TASK TO CARRY OUT: Make an exact copy of all the material below, apart from the pictures.

EXERCISE DATA:
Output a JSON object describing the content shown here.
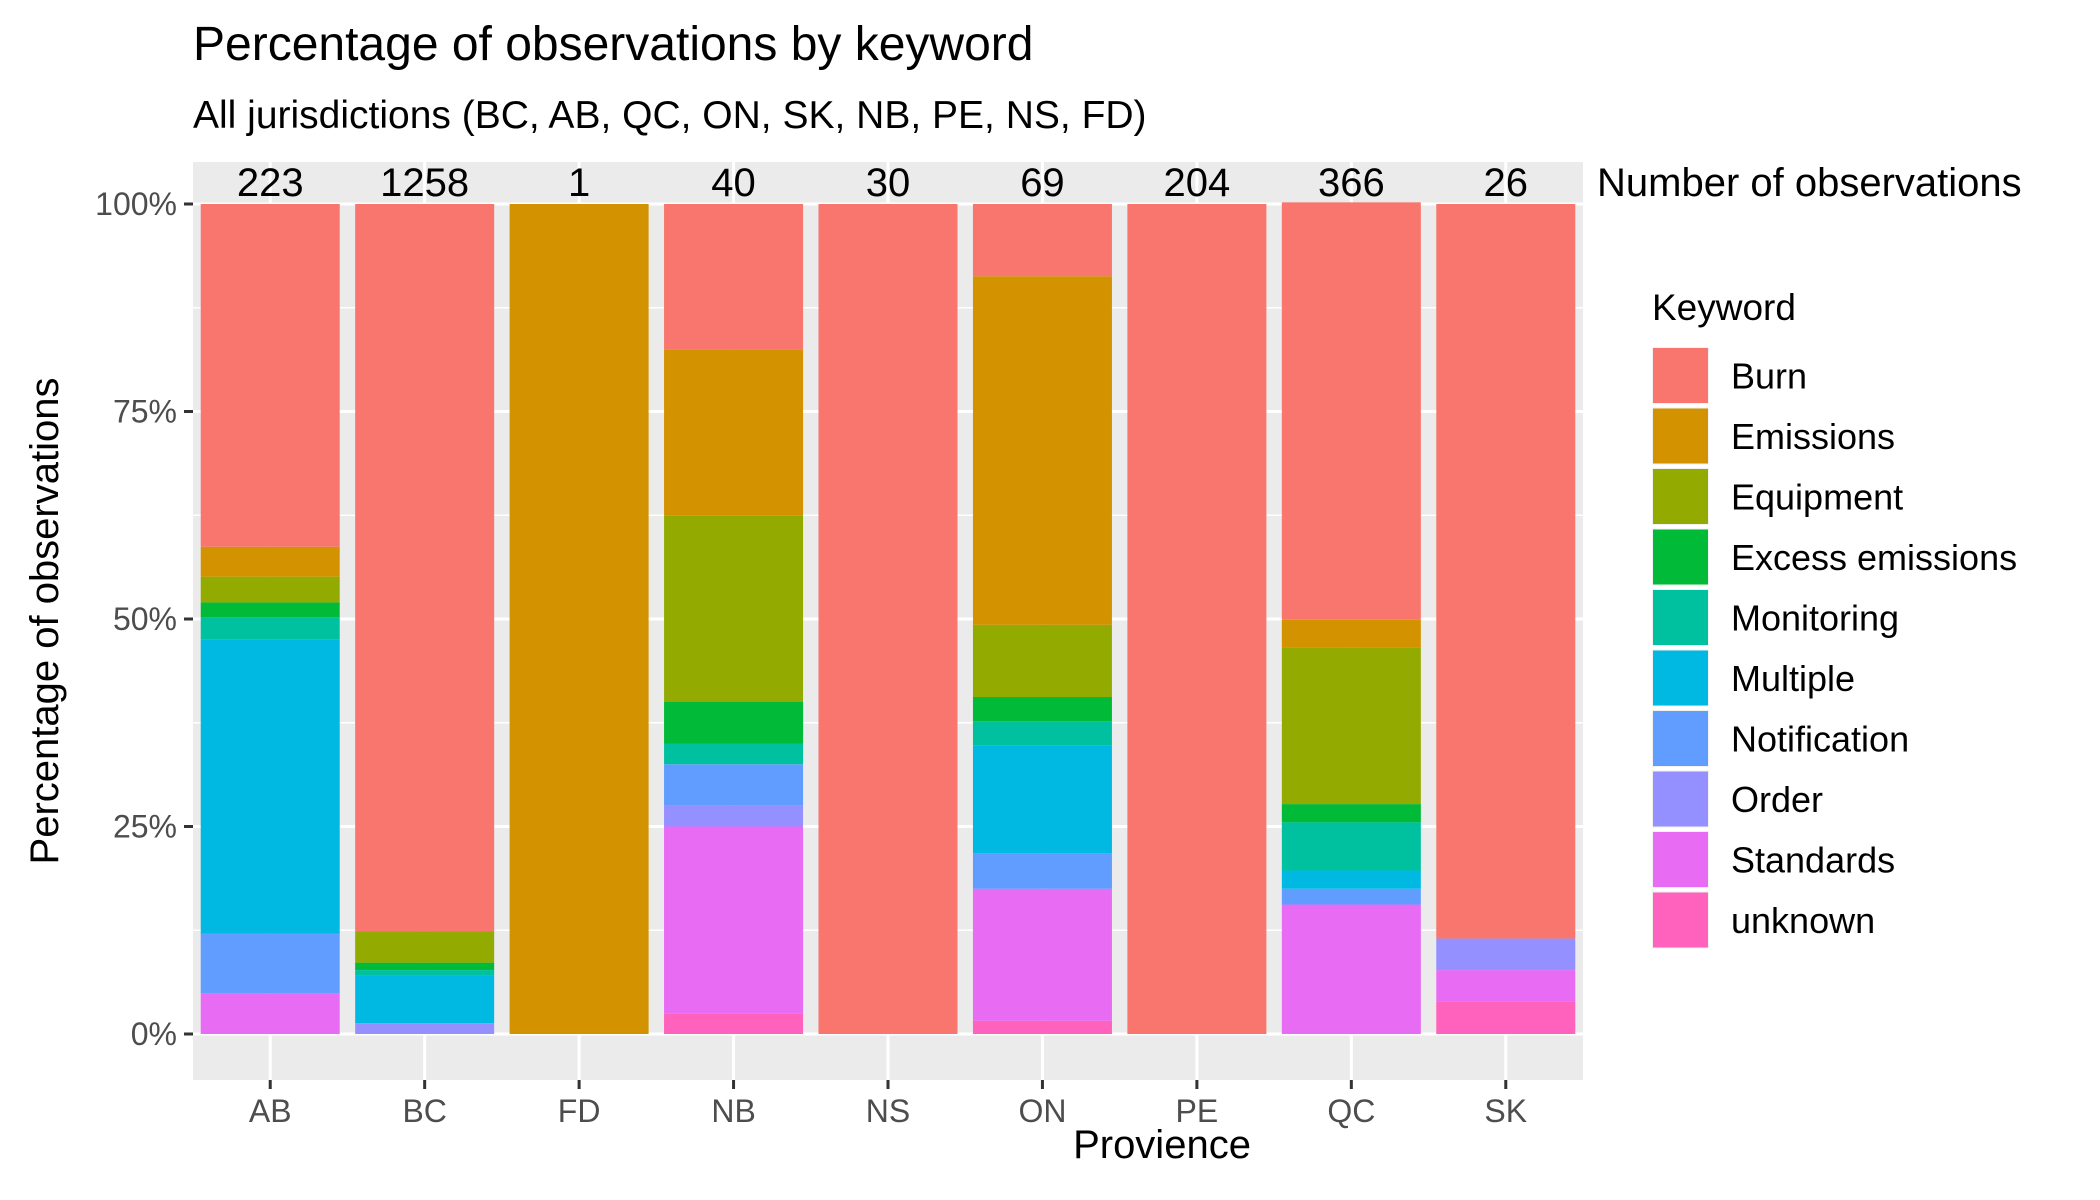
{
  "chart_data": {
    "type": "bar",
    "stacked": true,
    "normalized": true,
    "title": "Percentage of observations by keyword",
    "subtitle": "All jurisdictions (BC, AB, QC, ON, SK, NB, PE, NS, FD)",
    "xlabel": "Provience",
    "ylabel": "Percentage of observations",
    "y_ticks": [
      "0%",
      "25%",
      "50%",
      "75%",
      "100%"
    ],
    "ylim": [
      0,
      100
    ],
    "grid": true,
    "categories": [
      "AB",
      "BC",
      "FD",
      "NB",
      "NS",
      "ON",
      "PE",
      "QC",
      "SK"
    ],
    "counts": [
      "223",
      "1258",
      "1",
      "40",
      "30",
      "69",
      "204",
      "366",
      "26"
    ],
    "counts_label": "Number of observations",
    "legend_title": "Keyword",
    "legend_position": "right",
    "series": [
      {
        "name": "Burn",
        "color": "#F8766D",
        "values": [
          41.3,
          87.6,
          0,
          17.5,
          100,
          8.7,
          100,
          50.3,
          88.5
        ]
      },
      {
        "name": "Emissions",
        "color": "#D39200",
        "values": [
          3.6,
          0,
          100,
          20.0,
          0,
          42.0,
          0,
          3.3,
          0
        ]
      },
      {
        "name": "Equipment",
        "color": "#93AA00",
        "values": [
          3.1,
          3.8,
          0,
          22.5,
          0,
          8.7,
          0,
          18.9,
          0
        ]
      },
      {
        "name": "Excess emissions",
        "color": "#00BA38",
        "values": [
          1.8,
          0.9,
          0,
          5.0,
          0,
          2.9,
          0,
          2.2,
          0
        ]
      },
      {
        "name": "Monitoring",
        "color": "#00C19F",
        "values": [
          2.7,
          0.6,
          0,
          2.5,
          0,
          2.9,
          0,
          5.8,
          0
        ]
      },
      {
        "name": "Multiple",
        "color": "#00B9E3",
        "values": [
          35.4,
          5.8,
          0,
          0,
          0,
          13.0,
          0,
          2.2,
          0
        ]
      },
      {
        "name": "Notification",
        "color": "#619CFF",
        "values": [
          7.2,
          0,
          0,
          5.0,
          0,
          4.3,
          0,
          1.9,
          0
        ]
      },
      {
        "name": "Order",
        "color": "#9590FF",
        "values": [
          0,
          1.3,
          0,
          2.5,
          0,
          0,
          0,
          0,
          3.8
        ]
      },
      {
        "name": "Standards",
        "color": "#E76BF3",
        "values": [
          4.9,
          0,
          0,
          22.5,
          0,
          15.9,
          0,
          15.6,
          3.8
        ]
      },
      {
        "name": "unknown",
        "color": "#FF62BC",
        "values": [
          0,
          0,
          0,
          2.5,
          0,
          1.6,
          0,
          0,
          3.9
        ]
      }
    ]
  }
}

PROBLEM SOLUTION:
Output a JSON object describing the content shown here.
{
  "chart_data": {
    "type": "bar",
    "stacked": true,
    "normalized": true,
    "title": "Percentage of observations by keyword",
    "subtitle": "All jurisdictions (BC, AB, QC, ON, SK, NB, PE, NS, FD)",
    "xlabel": "Provience",
    "ylabel": "Percentage of observations",
    "y_ticks": [
      "0%",
      "25%",
      "50%",
      "75%",
      "100%"
    ],
    "ylim": [
      0,
      100
    ],
    "grid": true,
    "categories": [
      "AB",
      "BC",
      "FD",
      "NB",
      "NS",
      "ON",
      "PE",
      "QC",
      "SK"
    ],
    "counts": [
      "223",
      "1258",
      "1",
      "40",
      "30",
      "69",
      "204",
      "366",
      "26"
    ],
    "counts_label": "Number of observations",
    "legend_title": "Keyword",
    "legend_position": "right",
    "series": [
      {
        "name": "Burn",
        "color": "#F8766D",
        "values": [
          41.3,
          87.6,
          0,
          17.5,
          100,
          8.7,
          100,
          50.3,
          88.5
        ]
      },
      {
        "name": "Emissions",
        "color": "#D39200",
        "values": [
          3.6,
          0,
          100,
          20.0,
          0,
          42.0,
          0,
          3.3,
          0
        ]
      },
      {
        "name": "Equipment",
        "color": "#93AA00",
        "values": [
          3.1,
          3.8,
          0,
          22.5,
          0,
          8.7,
          0,
          18.9,
          0
        ]
      },
      {
        "name": "Excess emissions",
        "color": "#00BA38",
        "values": [
          1.8,
          0.9,
          0,
          5.0,
          0,
          2.9,
          0,
          2.2,
          0
        ]
      },
      {
        "name": "Monitoring",
        "color": "#00C19F",
        "values": [
          2.7,
          0.6,
          0,
          2.5,
          0,
          2.9,
          0,
          5.8,
          0
        ]
      },
      {
        "name": "Multiple",
        "color": "#00B9E3",
        "values": [
          35.4,
          5.8,
          0,
          0,
          0,
          13.0,
          0,
          2.2,
          0
        ]
      },
      {
        "name": "Notification",
        "color": "#619CFF",
        "values": [
          7.2,
          0,
          0,
          5.0,
          0,
          4.3,
          0,
          1.9,
          0
        ]
      },
      {
        "name": "Order",
        "color": "#9590FF",
        "values": [
          0,
          1.3,
          0,
          2.5,
          0,
          0,
          0,
          0,
          3.8
        ]
      },
      {
        "name": "Standards",
        "color": "#E76BF3",
        "values": [
          4.9,
          0,
          0,
          22.5,
          0,
          15.9,
          0,
          15.6,
          3.8
        ]
      },
      {
        "name": "unknown",
        "color": "#FF62BC",
        "values": [
          0,
          0,
          0,
          2.5,
          0,
          1.6,
          0,
          0,
          3.9
        ]
      }
    ]
  }
}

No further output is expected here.